● **What to produce**
Repeat each line exactly as it is written.

● **Provided data**
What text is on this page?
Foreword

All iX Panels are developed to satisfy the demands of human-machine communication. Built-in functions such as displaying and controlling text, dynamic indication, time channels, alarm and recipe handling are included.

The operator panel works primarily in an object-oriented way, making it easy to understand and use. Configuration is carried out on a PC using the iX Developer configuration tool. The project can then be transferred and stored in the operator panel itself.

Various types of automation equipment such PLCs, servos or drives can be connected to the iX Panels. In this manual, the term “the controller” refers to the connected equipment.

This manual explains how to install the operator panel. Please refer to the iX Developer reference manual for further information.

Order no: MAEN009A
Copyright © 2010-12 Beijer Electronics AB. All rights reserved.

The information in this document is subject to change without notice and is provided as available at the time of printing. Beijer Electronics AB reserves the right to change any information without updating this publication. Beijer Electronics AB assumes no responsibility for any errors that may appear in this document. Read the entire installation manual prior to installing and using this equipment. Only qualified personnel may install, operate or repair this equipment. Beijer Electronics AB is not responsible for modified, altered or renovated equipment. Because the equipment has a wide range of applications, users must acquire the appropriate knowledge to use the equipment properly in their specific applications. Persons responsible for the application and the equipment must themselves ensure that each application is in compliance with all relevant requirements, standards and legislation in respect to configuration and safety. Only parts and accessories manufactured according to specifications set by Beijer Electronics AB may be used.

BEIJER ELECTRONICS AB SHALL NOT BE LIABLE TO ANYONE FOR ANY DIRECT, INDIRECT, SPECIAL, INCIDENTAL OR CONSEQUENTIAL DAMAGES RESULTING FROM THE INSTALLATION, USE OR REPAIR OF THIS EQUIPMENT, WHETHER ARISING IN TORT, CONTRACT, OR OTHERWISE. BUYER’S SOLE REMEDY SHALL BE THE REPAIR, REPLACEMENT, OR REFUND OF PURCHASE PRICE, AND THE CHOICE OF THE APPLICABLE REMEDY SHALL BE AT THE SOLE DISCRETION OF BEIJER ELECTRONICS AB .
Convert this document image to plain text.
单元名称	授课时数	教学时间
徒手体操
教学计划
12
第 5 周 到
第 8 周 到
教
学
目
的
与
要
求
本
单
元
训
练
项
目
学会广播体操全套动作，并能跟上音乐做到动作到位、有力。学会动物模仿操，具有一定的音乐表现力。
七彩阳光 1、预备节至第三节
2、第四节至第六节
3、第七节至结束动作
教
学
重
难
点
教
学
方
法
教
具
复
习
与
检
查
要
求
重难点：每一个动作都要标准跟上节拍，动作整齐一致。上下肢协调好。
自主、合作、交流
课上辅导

● **Finished task**
What text is on this page?
Foreword

All iX Panels are developed to satisfy the demands of human-machine communication. Built-in functions such as displaying and controlling text, dynamic indication, time channels, alarm and recipe handling are included.

The operator panel works primarily in an object-oriented way, making it easy to understand and use. Configuration is carried out on a PC using the iX Developer configuration tool. The project can then be transferred and stored in the operator panel itself.

Various types of automation equipment such PLCs, servos or drives can be connected to the iX Panels. In this manual, the term “the controller” refers to the connected equipment.

This manual explains how to install the operator panel. Please refer to the iX Developer reference manual for further information.

Order no: MAEN009A
Copyright © 2010-12 Beijer Electronics AB. All rights reserved.

The information in this document is subject to change without notice and is provided as available at the time of printing. Beijer Electronics AB reserves the right to change any information without updating this publication. Beijer Electronics AB assumes no responsibility for any errors that may appear in this document. Read the entire installation manual prior to installing and using this equipment. Only qualified personnel may install, operate or repair this equipment. Beijer Electronics AB is not responsible for modified, altered or renovated equipment. Because the equipment has a wide range of applications, users must acquire the appropriate knowledge to use the equipment properly in their specific applications. Persons responsible for the application and the equipment must themselves ensure that each application is in compliance with all relevant requirements, standards and legislation in respect to configuration and safety. Only parts and accessories manufactured according to specifications set by Beijer Electronics AB may be used.

BEIJER ELECTRONICS AB SHALL NOT BE LIABLE TO ANYONE FOR ANY DIRECT, INDIRECT, SPECIAL, INCIDENTAL OR CONSEQUENTIAL DAMAGES RESULTING FROM THE INSTALLATION, USE OR REPAIR OF THIS EQUIPMENT, WHETHER ARISING IN TORT, CONTRACT, OR OTHERWISE. BUYER’S SOLE REMEDY SHALL BE THE REPAIR, REPLACEMENT, OR REFUND OF PURCHASE PRICE, AND THE CHOICE OF THE APPLICABLE REMEDY SHALL BE AT THE SOLE DISCRETION OF BEIJER ELECTRONICS AB .
Convert this document image to plain text.
单元名称	授课时数	教学时间
徒手体操
教学计划
12
第 5 周 到
第 8 周 到
教
学
目
的
与
要
求
本
单
元
训
练
项
目
学会广播体操全套动作，并能跟上音乐做到动作到位、有力。学会动物模仿操，具有一定的音乐表现力。
七彩阳光 1、预备节至第三节
2、第四节至第六节
3、第七节至结束动作
教
学
重
难
点
教
学
方
法
教
具
复
习
与
检
查
要
求
重难点：每一个动作都要标准跟上节拍，动作整齐一致。上下肢协调好。
自主、合作、交流
课上辅导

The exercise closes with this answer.